[Stored data entries]
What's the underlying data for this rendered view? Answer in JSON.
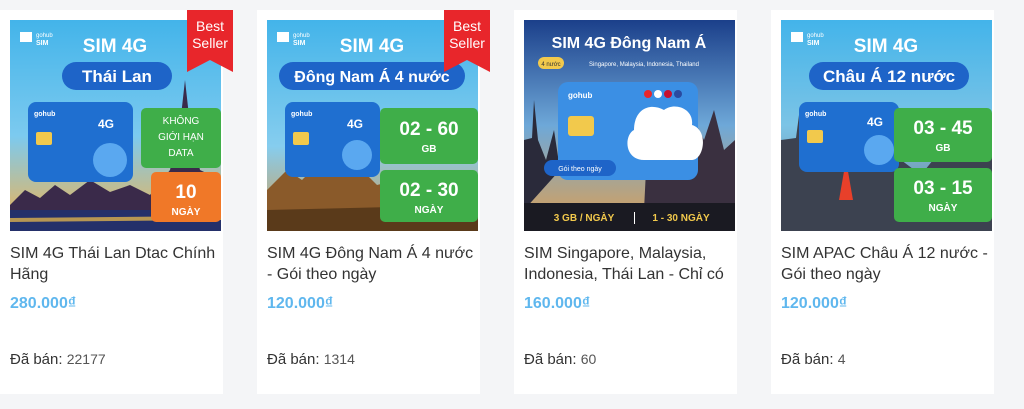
{
  "products": [
    {
      "title": "SIM 4G Thái Lan Dtac Chính Hãng",
      "price": "280.000₫",
      "sold_label": "Đã bán:",
      "sold_count": "22177",
      "badge": [
        "Best",
        "Seller"
      ],
      "image": {
        "brand": "gohub",
        "brand_sub": "SIM",
        "headline": "SIM 4G",
        "destination": "Thái Lan",
        "card_brand": "gohub",
        "card_4g": "4G",
        "box1_lines": [
          "KHÔNG",
          "GIỚI HẠN",
          "DATA"
        ],
        "box2_value": "10",
        "box2_unit": "NGÀY"
      }
    },
    {
      "title": "SIM 4G Đông Nam Á 4 nước - Gói theo ngày",
      "price": "120.000₫",
      "sold_label": "Đã bán:",
      "sold_count": "1314",
      "badge": [
        "Best",
        "Seller"
      ],
      "image": {
        "brand": "gohub",
        "brand_sub": "SIM",
        "headline": "SIM 4G",
        "destination": "Đông Nam Á 4 nước",
        "card_brand": "gohub",
        "card_4g": "4G",
        "box1_value": "02 - 60",
        "box1_unit": "GB",
        "box2_value": "02 - 30",
        "box2_unit": "NGÀY"
      }
    },
    {
      "title": "SIM Singapore, Malaysia, Indonesia, Thái Lan - Chỉ có",
      "price": "160.000₫",
      "sold_label": "Đã bán:",
      "sold_count": "60",
      "image": {
        "headline": "SIM 4G Đông Nam Á",
        "tag": "4 nước",
        "countries": "Singapore, Malaysia, Indonesia, Thailand",
        "card_brand": "gohub",
        "pill": "Gói theo ngày",
        "bottom_left": "3 GB / NGÀY",
        "bottom_right": "1 - 30 NGÀY"
      }
    },
    {
      "title": "SIM APAC Châu Á 12 nước - Gói theo ngày",
      "price": "120.000₫",
      "sold_label": "Đã bán:",
      "sold_count": "4",
      "image": {
        "brand": "gohub",
        "brand_sub": "SIM",
        "headline": "SIM 4G",
        "destination": "Châu Á 12 nước",
        "card_brand": "gohub",
        "card_4g": "4G",
        "box1_value": "03 - 45",
        "box1_unit": "GB",
        "box2_value": "03 - 15",
        "box2_unit": "NGÀY"
      }
    }
  ],
  "colors": {
    "price": "#5fb7ee",
    "ribbon": "#e8262b",
    "box_green": "#3fae49",
    "box_orange": "#f07828",
    "headline_blue": "#1e64c8",
    "sky_blue": "#4ab8ee"
  }
}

▸ INSTRUCTIONS FOR THE TASK:
Search the lines for "Indonesia". Copy each line that has it.

▸ SOLUTION TO THE PROBLEM:
      "title": "SIM Singapore, Malaysia, Indonesia, Thái Lan - Chỉ có",
        "countries": "Singapore, Malaysia, Indonesia, Thailand",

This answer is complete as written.